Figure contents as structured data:
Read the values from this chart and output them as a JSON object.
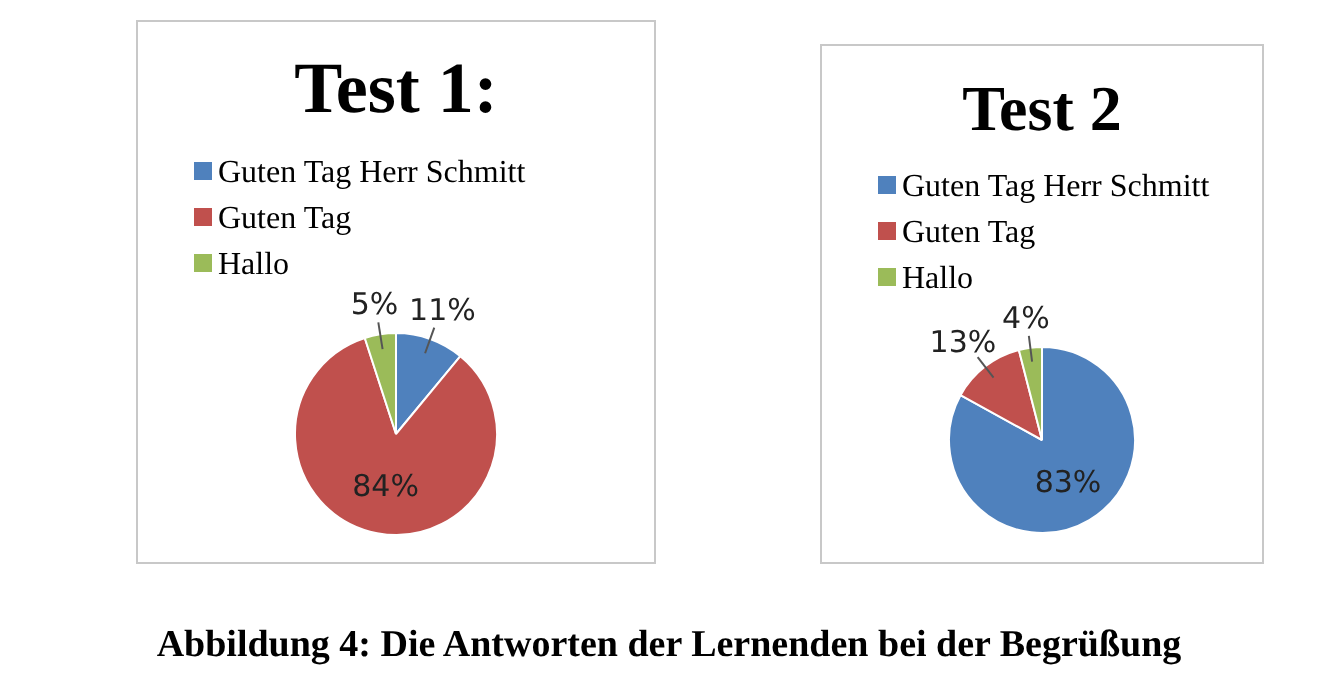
{
  "chart_data": [
    {
      "type": "pie",
      "title": "Test 1:",
      "categories": [
        "Guten Tag Herr Schmitt",
        "Guten Tag",
        "Hallo"
      ],
      "values": [
        11,
        84,
        5
      ],
      "value_labels": [
        "11%",
        "84%",
        "5%"
      ],
      "colors": [
        "#4f81bd",
        "#c0504d",
        "#9bbb59"
      ],
      "legend": "top"
    },
    {
      "type": "pie",
      "title": "Test 2",
      "categories": [
        "Guten Tag Herr Schmitt",
        "Guten Tag",
        "Hallo"
      ],
      "values": [
        83,
        13,
        4
      ],
      "value_labels": [
        "83%",
        "13%",
        "4%"
      ],
      "colors": [
        "#4f81bd",
        "#c0504d",
        "#9bbb59"
      ],
      "legend": "top",
      "annotations": [
        "Abbildung 4: Die Antworten der Lernenden bei der Begrüßung"
      ]
    }
  ]
}
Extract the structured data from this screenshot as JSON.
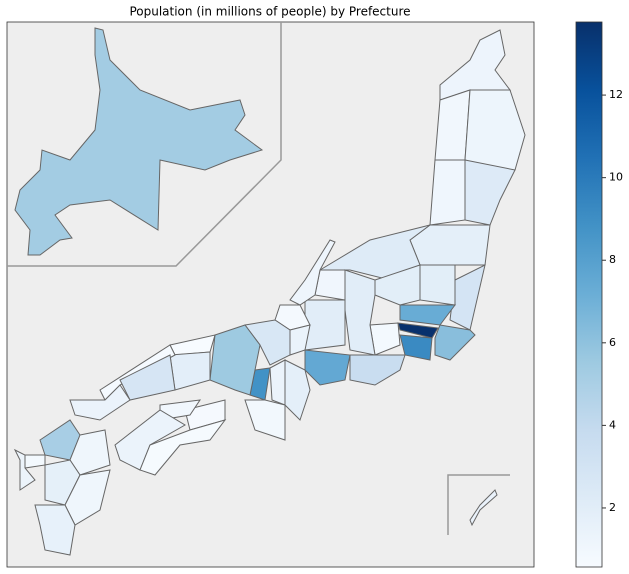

WHAT NEEDS TO BE DONE:
Output the entries above exactly. Drop the pictures.

WRITTEN SOLUTION:
Read the values from this chart and output them as a JSON object.
{
  "chart_data": [
    {
      "type": "pie",
      "title": "Test 1:",
      "categories": [
        "Guten Tag Herr Schmitt",
        "Guten Tag",
        "Hallo"
      ],
      "values": [
        11,
        84,
        5
      ],
      "value_labels": [
        "11%",
        "84%",
        "5%"
      ],
      "colors": [
        "#4f81bd",
        "#c0504d",
        "#9bbb59"
      ],
      "legend": "top"
    },
    {
      "type": "pie",
      "title": "Test 2",
      "categories": [
        "Guten Tag Herr Schmitt",
        "Guten Tag",
        "Hallo"
      ],
      "values": [
        83,
        13,
        4
      ],
      "value_labels": [
        "83%",
        "13%",
        "4%"
      ],
      "colors": [
        "#4f81bd",
        "#c0504d",
        "#9bbb59"
      ],
      "legend": "top",
      "annotations": [
        "Abbildung 4: Die Antworten der Lernenden bei der Begrüßung"
      ]
    }
  ]
}
Extract the structured data from this screenshot as JSON.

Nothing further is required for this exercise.